----- The input -----

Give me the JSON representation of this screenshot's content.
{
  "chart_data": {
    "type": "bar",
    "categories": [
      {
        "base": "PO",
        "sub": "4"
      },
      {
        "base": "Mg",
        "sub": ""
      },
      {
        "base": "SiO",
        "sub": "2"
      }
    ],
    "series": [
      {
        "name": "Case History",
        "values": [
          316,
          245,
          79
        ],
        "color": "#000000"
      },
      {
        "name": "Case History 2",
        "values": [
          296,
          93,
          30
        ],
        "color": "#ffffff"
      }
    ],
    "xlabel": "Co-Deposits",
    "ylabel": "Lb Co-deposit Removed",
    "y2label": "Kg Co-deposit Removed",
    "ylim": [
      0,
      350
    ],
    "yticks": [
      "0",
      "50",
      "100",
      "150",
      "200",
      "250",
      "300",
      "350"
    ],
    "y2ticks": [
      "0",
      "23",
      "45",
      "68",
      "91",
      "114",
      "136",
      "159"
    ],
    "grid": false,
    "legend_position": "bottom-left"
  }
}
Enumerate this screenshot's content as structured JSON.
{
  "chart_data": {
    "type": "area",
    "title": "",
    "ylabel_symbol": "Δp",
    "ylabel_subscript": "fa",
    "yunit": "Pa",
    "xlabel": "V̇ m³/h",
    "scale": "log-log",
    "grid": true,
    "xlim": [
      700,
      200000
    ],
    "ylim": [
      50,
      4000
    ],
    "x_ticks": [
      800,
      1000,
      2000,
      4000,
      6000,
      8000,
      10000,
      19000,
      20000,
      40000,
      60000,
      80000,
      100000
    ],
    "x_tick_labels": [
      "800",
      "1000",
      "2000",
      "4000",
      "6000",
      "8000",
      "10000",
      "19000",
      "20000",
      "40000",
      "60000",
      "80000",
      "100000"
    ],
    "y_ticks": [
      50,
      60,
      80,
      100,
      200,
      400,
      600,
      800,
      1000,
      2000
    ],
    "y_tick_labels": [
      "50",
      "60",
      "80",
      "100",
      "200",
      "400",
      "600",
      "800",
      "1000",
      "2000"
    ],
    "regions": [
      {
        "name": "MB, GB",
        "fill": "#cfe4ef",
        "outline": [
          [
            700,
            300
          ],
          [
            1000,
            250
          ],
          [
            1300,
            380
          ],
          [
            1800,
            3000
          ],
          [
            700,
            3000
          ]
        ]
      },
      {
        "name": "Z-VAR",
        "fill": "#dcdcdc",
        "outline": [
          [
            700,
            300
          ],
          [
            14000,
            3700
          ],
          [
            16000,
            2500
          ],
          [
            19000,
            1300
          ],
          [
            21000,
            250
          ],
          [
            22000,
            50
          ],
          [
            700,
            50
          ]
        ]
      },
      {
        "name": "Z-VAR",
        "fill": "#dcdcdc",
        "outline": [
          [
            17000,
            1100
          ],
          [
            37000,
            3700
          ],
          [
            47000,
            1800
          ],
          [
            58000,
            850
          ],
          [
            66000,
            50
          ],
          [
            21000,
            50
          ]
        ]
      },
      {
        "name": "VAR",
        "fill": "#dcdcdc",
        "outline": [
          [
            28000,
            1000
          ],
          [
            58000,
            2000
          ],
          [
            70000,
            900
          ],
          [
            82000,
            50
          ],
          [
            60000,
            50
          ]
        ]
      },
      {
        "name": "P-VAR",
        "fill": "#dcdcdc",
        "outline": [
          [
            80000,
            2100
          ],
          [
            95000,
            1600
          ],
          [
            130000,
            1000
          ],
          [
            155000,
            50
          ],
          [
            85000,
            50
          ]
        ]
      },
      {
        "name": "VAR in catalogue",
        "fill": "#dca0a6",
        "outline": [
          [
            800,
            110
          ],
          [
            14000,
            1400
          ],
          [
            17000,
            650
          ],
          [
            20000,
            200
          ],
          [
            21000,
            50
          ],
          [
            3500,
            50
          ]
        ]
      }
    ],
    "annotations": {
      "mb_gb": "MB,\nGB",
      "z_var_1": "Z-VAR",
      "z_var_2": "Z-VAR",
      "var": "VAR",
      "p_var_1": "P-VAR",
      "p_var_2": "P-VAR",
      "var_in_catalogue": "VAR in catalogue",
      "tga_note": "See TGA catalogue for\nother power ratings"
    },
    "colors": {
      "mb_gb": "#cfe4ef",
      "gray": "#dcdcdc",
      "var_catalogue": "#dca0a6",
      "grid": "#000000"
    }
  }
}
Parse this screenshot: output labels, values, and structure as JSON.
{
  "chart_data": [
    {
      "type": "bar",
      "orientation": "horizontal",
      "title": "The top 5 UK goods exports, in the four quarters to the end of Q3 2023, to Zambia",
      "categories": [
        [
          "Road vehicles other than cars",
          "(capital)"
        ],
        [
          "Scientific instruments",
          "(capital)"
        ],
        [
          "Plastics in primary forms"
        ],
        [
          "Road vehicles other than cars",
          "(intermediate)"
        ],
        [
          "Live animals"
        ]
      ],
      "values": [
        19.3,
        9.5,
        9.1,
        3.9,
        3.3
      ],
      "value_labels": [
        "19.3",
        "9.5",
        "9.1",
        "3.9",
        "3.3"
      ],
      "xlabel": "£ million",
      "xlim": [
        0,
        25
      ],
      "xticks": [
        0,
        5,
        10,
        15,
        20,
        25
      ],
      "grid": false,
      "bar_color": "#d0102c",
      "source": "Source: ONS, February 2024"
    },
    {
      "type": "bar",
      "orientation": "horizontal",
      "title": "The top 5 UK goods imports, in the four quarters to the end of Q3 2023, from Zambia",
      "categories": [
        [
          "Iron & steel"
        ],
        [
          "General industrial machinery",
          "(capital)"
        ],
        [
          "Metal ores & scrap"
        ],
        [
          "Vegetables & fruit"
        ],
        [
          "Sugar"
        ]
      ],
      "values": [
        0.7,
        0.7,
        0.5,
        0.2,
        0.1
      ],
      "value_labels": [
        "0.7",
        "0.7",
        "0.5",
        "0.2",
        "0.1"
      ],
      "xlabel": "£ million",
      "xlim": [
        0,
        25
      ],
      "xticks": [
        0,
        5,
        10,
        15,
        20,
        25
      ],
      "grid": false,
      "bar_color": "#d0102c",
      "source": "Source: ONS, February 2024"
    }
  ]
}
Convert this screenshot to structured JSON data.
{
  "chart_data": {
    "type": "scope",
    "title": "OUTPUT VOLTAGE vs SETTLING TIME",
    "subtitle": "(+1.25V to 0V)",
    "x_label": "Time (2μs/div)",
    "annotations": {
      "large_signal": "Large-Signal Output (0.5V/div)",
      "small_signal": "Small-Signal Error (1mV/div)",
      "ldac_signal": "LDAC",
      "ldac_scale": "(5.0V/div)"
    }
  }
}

-----

> **Directions**: Repeat the data verbatim.

> **Written answer**:
Give me the JSON representation of this screenshot's content.
{
  "chart_data": {
    "type": "bar",
    "categories": [
      {
        "base": "PO",
        "sub": "4"
      },
      {
        "base": "Mg",
        "sub": ""
      },
      {
        "base": "SiO",
        "sub": "2"
      }
    ],
    "series": [
      {
        "name": "Case History",
        "values": [
          316,
          245,
          79
        ],
        "color": "#000000"
      },
      {
        "name": "Case History 2",
        "values": [
          296,
          93,
          30
        ],
        "color": "#ffffff"
      }
    ],
    "xlabel": "Co-Deposits",
    "ylabel": "Lb Co-deposit Removed",
    "y2label": "Kg Co-deposit Removed",
    "ylim": [
      0,
      350
    ],
    "yticks": [
      "0",
      "50",
      "100",
      "150",
      "200",
      "250",
      "300",
      "350"
    ],
    "y2ticks": [
      "0",
      "23",
      "45",
      "68",
      "91",
      "114",
      "136",
      "159"
    ],
    "grid": false,
    "legend_position": "bottom-left"
  }
}
Enumerate this screenshot's content as structured JSON.
{
  "chart_data": {
    "type": "area",
    "title": "",
    "ylabel_symbol": "Δp",
    "ylabel_subscript": "fa",
    "yunit": "Pa",
    "xlabel": "V̇ m³/h",
    "scale": "log-log",
    "grid": true,
    "xlim": [
      700,
      200000
    ],
    "ylim": [
      50,
      4000
    ],
    "x_ticks": [
      800,
      1000,
      2000,
      4000,
      6000,
      8000,
      10000,
      19000,
      20000,
      40000,
      60000,
      80000,
      100000
    ],
    "x_tick_labels": [
      "800",
      "1000",
      "2000",
      "4000",
      "6000",
      "8000",
      "10000",
      "19000",
      "20000",
      "40000",
      "60000",
      "80000",
      "100000"
    ],
    "y_ticks": [
      50,
      60,
      80,
      100,
      200,
      400,
      600,
      800,
      1000,
      2000
    ],
    "y_tick_labels": [
      "50",
      "60",
      "80",
      "100",
      "200",
      "400",
      "600",
      "800",
      "1000",
      "2000"
    ],
    "regions": [
      {
        "name": "MB, GB",
        "fill": "#cfe4ef",
        "outline": [
          [
            700,
            300
          ],
          [
            1000,
            250
          ],
          [
            1300,
            380
          ],
          [
            1800,
            3000
          ],
          [
            700,
            3000
          ]
        ]
      },
      {
        "name": "Z-VAR",
        "fill": "#dcdcdc",
        "outline": [
          [
            700,
            300
          ],
          [
            14000,
            3700
          ],
          [
            16000,
            2500
          ],
          [
            19000,
            1300
          ],
          [
            21000,
            250
          ],
          [
            22000,
            50
          ],
          [
            700,
            50
          ]
        ]
      },
      {
        "name": "Z-VAR",
        "fill": "#dcdcdc",
        "outline": [
          [
            17000,
            1100
          ],
          [
            37000,
            3700
          ],
          [
            47000,
            1800
          ],
          [
            58000,
            850
          ],
          [
            66000,
            50
          ],
          [
            21000,
            50
          ]
        ]
      },
      {
        "name": "VAR",
        "fill": "#dcdcdc",
        "outline": [
          [
            28000,
            1000
          ],
          [
            58000,
            2000
          ],
          [
            70000,
            900
          ],
          [
            82000,
            50
          ],
          [
            60000,
            50
          ]
        ]
      },
      {
        "name": "P-VAR",
        "fill": "#dcdcdc",
        "outline": [
          [
            80000,
            2100
          ],
          [
            95000,
            1600
          ],
          [
            130000,
            1000
          ],
          [
            155000,
            50
          ],
          [
            85000,
            50
          ]
        ]
      },
      {
        "name": "VAR in catalogue",
        "fill": "#dca0a6",
        "outline": [
          [
            800,
            110
          ],
          [
            14000,
            1400
          ],
          [
            17000,
            650
          ],
          [
            20000,
            200
          ],
          [
            21000,
            50
          ],
          [
            3500,
            50
          ]
        ]
      }
    ],
    "annotations": {
      "mb_gb": "MB,\nGB",
      "z_var_1": "Z-VAR",
      "z_var_2": "Z-VAR",
      "var": "VAR",
      "p_var_1": "P-VAR",
      "p_var_2": "P-VAR",
      "var_in_catalogue": "VAR in catalogue",
      "tga_note": "See TGA catalogue for\nother power ratings"
    },
    "colors": {
      "mb_gb": "#cfe4ef",
      "gray": "#dcdcdc",
      "var_catalogue": "#dca0a6",
      "grid": "#000000"
    }
  }
}
Parse this screenshot: output labels, values, and structure as JSON.
{
  "chart_data": [
    {
      "type": "bar",
      "orientation": "horizontal",
      "title": "The top 5 UK goods exports, in the four quarters to the end of Q3 2023, to Zambia",
      "categories": [
        [
          "Road vehicles other than cars",
          "(capital)"
        ],
        [
          "Scientific instruments",
          "(capital)"
        ],
        [
          "Plastics in primary forms"
        ],
        [
          "Road vehicles other than cars",
          "(intermediate)"
        ],
        [
          "Live animals"
        ]
      ],
      "values": [
        19.3,
        9.5,
        9.1,
        3.9,
        3.3
      ],
      "value_labels": [
        "19.3",
        "9.5",
        "9.1",
        "3.9",
        "3.3"
      ],
      "xlabel": "£ million",
      "xlim": [
        0,
        25
      ],
      "xticks": [
        0,
        5,
        10,
        15,
        20,
        25
      ],
      "grid": false,
      "bar_color": "#d0102c",
      "source": "Source: ONS, February 2024"
    },
    {
      "type": "bar",
      "orientation": "horizontal",
      "title": "The top 5 UK goods imports, in the four quarters to the end of Q3 2023, from Zambia",
      "categories": [
        [
          "Iron & steel"
        ],
        [
          "General industrial machinery",
          "(capital)"
        ],
        [
          "Metal ores & scrap"
        ],
        [
          "Vegetables & fruit"
        ],
        [
          "Sugar"
        ]
      ],
      "values": [
        0.7,
        0.7,
        0.5,
        0.2,
        0.1
      ],
      "value_labels": [
        "0.7",
        "0.7",
        "0.5",
        "0.2",
        "0.1"
      ],
      "xlabel": "£ million",
      "xlim": [
        0,
        25
      ],
      "xticks": [
        0,
        5,
        10,
        15,
        20,
        25
      ],
      "grid": false,
      "bar_color": "#d0102c",
      "source": "Source: ONS, February 2024"
    }
  ]
}
Convert this screenshot to structured JSON data.
{
  "chart_data": {
    "type": "scope",
    "title": "OUTPUT VOLTAGE vs SETTLING TIME",
    "subtitle": "(+1.25V to 0V)",
    "x_label": "Time (2μs/div)",
    "annotations": {
      "large_signal": "Large-Signal Output (0.5V/div)",
      "small_signal": "Small-Signal Error (1mV/div)",
      "ldac_signal": "LDAC",
      "ldac_scale": "(5.0V/div)"
    }
  }
}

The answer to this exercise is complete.